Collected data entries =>
•••

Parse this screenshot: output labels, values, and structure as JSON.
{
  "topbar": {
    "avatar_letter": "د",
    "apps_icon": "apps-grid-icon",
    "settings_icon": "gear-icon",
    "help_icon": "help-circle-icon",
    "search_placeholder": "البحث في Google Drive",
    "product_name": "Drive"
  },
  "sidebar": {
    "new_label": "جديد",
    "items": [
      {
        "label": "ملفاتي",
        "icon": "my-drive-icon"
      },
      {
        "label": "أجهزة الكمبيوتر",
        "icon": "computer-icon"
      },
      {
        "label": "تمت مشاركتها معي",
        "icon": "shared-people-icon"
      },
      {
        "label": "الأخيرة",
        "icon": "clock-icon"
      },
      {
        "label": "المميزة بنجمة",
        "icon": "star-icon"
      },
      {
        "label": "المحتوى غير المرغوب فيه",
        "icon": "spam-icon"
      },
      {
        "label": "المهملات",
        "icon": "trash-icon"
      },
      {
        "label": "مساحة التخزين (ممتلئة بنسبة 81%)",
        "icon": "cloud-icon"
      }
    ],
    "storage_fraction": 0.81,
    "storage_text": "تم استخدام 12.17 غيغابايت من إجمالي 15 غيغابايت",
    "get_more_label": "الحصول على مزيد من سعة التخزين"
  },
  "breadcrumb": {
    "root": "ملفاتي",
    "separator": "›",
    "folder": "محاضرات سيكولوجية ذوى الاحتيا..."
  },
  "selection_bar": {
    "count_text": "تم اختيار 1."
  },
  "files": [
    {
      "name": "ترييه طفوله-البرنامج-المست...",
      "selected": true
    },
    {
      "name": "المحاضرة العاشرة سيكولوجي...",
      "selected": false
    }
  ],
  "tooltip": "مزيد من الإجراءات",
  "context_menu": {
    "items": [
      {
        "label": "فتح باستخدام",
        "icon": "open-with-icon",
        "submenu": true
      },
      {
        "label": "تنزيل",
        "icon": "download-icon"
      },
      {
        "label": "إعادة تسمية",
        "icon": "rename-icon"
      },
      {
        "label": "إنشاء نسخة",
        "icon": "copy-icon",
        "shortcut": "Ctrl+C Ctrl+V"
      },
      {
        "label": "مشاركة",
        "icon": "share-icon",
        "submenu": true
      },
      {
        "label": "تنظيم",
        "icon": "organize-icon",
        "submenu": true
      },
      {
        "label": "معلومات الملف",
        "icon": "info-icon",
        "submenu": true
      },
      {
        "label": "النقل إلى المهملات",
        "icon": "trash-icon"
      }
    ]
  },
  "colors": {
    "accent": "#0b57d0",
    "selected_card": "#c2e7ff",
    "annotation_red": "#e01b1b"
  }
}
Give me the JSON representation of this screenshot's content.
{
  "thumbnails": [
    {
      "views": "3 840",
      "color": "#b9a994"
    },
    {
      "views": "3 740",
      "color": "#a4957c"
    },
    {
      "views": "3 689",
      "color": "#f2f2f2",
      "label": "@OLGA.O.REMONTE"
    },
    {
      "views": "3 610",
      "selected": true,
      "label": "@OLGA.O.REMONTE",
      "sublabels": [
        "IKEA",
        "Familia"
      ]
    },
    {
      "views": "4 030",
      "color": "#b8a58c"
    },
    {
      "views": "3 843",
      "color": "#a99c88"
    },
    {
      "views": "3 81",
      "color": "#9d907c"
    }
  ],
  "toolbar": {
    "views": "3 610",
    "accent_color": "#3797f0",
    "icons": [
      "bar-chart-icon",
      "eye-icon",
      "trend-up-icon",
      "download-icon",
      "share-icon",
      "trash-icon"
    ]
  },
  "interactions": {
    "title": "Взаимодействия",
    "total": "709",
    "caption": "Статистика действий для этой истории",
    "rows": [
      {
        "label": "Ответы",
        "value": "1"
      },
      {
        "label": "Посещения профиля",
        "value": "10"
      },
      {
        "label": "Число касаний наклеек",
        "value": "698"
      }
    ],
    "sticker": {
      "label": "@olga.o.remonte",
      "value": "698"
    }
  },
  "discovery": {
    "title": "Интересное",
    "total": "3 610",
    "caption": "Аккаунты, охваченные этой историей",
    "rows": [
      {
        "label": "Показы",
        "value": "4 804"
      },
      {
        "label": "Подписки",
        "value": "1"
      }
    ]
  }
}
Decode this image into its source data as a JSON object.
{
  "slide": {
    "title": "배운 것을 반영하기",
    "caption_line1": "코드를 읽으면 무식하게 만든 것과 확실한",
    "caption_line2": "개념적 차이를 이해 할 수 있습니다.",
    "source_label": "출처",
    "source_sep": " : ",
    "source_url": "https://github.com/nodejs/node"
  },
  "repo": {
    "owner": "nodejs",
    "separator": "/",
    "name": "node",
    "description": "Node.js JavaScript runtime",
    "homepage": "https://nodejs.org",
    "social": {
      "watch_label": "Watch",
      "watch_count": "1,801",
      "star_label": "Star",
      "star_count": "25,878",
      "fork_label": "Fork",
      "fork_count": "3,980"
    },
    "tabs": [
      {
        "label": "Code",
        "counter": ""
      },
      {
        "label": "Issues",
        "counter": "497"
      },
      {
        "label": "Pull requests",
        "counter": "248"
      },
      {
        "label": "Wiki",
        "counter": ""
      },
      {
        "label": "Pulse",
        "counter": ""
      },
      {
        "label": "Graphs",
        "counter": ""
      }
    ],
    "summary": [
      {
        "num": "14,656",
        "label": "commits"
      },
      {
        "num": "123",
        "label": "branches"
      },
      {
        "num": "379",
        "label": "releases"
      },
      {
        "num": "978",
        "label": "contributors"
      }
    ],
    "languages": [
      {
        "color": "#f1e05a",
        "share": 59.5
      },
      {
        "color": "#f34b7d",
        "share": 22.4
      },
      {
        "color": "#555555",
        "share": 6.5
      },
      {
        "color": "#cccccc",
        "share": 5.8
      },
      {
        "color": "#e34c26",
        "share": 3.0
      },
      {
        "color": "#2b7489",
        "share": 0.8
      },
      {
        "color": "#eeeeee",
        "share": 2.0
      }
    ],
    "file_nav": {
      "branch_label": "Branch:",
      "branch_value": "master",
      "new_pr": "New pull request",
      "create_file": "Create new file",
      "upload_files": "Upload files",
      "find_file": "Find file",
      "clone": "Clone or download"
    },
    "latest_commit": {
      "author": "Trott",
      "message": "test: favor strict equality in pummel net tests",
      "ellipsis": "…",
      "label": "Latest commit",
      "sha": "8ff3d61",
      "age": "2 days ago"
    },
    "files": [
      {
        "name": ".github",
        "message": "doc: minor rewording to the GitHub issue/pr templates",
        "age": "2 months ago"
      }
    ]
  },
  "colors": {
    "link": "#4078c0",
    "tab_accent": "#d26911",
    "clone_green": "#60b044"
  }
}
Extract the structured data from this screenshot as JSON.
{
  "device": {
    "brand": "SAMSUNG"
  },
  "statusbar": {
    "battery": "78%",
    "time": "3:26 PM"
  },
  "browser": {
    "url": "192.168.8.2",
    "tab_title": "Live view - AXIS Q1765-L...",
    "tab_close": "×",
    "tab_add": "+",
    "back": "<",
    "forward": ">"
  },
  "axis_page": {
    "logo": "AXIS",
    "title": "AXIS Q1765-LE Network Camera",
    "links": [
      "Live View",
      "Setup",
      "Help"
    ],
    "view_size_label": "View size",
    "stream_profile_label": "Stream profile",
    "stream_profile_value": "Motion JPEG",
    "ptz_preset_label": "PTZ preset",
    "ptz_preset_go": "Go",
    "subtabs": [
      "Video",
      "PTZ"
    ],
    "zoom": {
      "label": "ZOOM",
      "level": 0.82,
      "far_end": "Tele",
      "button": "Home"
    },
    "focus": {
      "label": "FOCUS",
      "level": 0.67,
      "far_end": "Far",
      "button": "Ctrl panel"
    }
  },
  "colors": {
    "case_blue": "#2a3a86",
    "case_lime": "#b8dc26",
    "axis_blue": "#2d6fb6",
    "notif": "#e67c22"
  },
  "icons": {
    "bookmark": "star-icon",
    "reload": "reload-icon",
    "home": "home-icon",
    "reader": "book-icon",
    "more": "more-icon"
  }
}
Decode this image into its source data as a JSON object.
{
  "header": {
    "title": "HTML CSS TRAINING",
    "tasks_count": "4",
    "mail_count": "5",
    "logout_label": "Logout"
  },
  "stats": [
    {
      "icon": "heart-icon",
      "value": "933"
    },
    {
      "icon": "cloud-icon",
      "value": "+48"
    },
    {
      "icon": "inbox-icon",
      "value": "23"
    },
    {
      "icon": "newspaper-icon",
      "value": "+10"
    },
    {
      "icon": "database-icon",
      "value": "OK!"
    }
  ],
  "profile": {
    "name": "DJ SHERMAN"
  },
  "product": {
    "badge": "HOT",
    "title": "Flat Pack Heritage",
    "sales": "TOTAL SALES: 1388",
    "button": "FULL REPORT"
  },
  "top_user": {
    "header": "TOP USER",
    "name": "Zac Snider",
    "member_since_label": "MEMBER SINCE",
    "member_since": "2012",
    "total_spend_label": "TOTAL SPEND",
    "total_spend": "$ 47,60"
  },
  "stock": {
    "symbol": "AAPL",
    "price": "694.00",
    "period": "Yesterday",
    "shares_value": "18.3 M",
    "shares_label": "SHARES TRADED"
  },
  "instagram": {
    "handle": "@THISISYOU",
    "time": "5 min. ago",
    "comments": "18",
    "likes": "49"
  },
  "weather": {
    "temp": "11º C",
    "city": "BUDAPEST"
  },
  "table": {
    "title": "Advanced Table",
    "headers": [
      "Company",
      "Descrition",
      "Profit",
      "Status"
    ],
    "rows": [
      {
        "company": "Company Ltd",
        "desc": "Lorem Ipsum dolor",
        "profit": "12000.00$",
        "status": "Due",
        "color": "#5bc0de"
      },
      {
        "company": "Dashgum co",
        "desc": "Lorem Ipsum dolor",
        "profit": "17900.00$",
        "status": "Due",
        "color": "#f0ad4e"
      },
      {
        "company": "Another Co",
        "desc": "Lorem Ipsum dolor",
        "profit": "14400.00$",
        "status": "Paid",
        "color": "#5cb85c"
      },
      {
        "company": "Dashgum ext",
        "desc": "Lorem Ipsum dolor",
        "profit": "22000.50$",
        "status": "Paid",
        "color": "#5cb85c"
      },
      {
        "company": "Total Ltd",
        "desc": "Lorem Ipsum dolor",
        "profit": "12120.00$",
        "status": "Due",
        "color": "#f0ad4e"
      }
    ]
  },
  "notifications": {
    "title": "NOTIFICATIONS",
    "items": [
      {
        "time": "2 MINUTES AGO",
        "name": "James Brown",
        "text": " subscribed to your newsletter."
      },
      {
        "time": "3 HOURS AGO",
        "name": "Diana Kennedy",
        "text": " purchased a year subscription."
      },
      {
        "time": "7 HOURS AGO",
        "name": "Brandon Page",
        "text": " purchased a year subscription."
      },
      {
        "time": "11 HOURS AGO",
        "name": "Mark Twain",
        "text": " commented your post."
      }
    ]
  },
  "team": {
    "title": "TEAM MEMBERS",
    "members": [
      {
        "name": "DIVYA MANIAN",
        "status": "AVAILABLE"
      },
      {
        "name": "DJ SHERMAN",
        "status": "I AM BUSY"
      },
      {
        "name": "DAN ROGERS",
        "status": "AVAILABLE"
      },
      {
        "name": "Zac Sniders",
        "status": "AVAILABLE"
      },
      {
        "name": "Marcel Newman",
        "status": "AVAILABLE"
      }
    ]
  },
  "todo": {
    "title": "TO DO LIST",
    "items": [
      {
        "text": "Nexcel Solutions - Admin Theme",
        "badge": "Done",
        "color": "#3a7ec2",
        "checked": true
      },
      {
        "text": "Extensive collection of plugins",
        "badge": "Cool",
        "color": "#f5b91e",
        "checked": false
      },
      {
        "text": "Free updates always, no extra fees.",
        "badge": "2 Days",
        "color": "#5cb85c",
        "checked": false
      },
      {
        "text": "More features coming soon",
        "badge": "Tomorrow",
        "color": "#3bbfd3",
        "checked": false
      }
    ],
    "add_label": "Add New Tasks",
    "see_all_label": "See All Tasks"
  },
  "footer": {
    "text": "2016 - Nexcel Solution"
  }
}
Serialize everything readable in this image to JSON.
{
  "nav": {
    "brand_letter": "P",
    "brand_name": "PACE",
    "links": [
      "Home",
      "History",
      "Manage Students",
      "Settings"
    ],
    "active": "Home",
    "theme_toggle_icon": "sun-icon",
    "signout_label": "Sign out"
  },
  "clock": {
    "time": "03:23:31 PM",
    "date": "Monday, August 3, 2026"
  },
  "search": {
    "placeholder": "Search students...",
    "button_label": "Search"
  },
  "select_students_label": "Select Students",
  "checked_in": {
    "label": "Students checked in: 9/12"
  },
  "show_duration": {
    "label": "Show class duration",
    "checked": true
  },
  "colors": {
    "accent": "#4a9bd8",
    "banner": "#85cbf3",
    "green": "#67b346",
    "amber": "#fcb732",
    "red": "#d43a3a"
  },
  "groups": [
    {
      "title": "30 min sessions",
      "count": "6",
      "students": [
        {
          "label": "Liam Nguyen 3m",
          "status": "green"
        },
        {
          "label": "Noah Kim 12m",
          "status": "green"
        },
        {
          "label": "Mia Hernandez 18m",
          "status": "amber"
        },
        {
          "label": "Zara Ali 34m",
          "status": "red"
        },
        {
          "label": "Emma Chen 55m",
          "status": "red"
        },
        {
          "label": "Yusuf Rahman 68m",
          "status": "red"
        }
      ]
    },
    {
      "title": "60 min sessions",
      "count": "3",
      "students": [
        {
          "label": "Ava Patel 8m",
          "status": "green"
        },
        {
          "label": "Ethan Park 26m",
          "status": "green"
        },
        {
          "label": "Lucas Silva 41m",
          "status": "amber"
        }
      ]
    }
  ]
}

•••

WHAT IS NEEDED =>
For this exercise, gather every line of the data that contains the word "https".

THE REPLY =>
    "source_url": "https://github.com/nodejs/node"
    "homepage": "https://nodejs.org",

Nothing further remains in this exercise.